» Fragmento proporcionado:
A partir de hoy, el campo de batalla cinéfilo se divide entre los admiradores entusiastas (fundamentalistas en casos extremos) de Origen (obra maestra para ellos, habrá un antes y un después) y los detractores (un bluff, película hinchada y vacía cual globo). Y, ajenos tanto a los forofos como a los enemigos, los neutrales: los que apreciamos e incluso podemos admirar el empeño descomunal de Nolan por ofrecer cine devorataquillas con unos planteamientos argumentales osados, pero a los que el resultado nos deja mayormente indiferentes. Y convencidos de que el cine seguirá igual después de Origen: boqueando como un pez fuera del agua porque está muy, muy malito.

» Tareas del ejercicio:
- a) Según el fragmento sobre la película Origen, ¿a qué se compara el estado en que seguirá el cine después de esa película?
- b) Enumera los grupos en que el fragmento sobre la película Origen divide a los aficionados al cine.
- c) Reproduce palabra por palabra el pasaje del fragmento sobre la película Origen que va desde "A partir de" hasta "muy, muy malito.".
Los datos no son necesarios para resolver el ejercicio.

» Material fuente:

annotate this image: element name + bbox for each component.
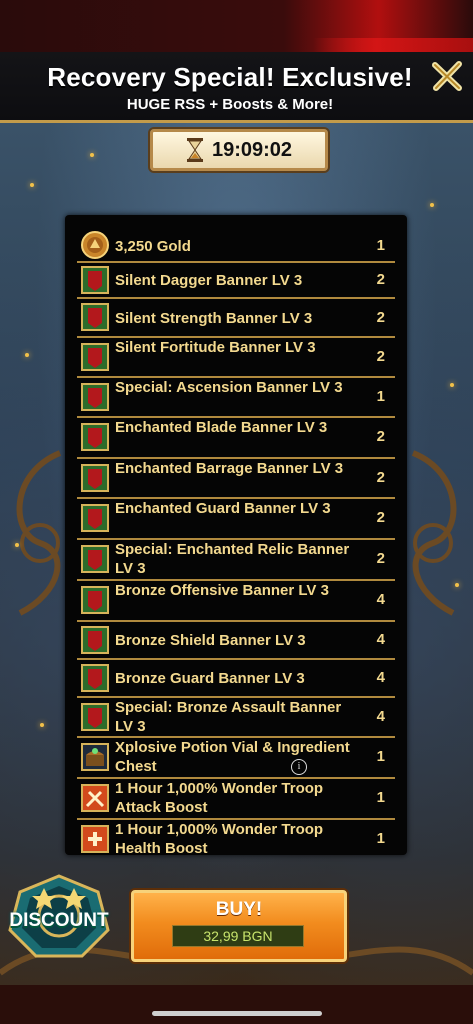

» Respuestas por tarea:
- a) A un pez fuera del agua que boquea.

- b) Los admiradores entusiastas, los detractores y los neutrales.

- c)
A partir de hoy, el campo de batalla cinéfilo se divide entre los admiradores entusiastas (fundamentalistas en casos extremos) de Origen (obra maestra para ellos, habrá un antes y un después) y los detractores (un bluff, película hinchada y vacía cual globo). Y, ajenos tanto a los forofos como a los enemigos, los neutrales: los que apreciamos e incluso podemos admirar el empeño descomunal de Nolan por ofrecer cine devorataquillas con unos planteamientos argumentales osados, pero a los que el resultado nos deja mayormente indiferentes. Y convencidos de que el cine seguirá igual después de Origen: boqueando como un pez fuera del agua porque está muy, muy malito.